WHAT IS EXPECTED: Show each line that has the string "Delay" in it.

________________________________________

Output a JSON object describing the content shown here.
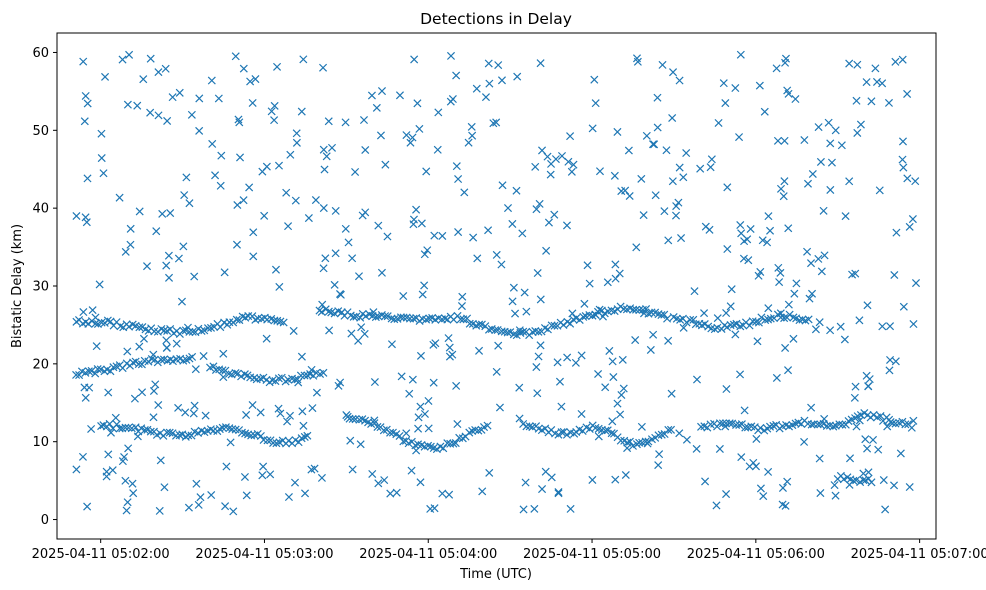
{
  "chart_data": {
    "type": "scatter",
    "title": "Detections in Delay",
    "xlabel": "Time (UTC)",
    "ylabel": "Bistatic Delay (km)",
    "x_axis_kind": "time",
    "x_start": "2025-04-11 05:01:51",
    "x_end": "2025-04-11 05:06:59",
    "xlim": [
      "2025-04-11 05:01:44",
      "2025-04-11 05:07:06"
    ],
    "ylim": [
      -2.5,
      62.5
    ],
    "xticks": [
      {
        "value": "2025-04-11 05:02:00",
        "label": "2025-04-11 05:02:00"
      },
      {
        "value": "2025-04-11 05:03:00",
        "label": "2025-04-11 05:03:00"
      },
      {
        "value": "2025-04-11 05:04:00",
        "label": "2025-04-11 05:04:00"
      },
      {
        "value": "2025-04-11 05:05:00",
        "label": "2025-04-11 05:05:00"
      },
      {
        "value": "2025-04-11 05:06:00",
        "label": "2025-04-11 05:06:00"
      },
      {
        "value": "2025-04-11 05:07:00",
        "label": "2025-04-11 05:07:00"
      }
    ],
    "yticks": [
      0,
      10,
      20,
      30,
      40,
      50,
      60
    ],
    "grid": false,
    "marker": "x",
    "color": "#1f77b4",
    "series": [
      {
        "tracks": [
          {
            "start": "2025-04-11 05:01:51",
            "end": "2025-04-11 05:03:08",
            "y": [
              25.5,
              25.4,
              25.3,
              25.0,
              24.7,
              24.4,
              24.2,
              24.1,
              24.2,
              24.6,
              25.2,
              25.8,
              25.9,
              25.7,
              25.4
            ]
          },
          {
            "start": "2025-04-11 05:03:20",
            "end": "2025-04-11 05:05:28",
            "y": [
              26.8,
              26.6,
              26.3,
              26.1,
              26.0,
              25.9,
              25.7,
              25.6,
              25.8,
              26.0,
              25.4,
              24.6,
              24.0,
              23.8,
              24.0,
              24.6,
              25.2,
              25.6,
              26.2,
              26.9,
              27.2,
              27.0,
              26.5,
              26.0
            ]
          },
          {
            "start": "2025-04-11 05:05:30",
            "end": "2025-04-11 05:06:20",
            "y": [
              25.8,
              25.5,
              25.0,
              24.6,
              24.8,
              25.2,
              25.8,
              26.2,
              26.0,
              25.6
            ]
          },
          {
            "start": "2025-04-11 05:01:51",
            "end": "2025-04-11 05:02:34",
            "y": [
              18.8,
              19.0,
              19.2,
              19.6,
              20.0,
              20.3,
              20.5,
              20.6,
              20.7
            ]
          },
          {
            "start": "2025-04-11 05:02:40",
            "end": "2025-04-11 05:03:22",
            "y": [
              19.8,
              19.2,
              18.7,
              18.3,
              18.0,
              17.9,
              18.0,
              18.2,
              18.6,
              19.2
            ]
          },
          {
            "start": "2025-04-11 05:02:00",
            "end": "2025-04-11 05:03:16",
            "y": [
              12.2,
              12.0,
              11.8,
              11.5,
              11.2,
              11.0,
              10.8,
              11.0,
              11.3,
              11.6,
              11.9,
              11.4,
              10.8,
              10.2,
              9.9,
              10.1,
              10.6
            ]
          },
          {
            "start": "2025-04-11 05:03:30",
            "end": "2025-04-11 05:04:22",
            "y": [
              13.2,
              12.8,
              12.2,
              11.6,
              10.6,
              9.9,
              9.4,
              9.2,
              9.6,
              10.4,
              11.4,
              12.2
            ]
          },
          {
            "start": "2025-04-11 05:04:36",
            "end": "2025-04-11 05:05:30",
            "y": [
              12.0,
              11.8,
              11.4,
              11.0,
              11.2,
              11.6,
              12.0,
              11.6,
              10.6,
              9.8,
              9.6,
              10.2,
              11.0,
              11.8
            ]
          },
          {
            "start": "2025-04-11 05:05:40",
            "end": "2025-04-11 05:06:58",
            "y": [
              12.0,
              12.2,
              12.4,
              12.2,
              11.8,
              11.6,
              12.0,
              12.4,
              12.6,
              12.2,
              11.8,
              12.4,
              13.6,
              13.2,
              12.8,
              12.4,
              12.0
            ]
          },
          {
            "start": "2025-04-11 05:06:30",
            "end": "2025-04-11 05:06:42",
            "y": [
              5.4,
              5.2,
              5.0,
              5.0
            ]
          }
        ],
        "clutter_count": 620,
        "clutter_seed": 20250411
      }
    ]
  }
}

________________________________________

CORRECT ANSWER:
    "title": "Detections in Delay",
    "ylabel": "Bistatic Delay (km)",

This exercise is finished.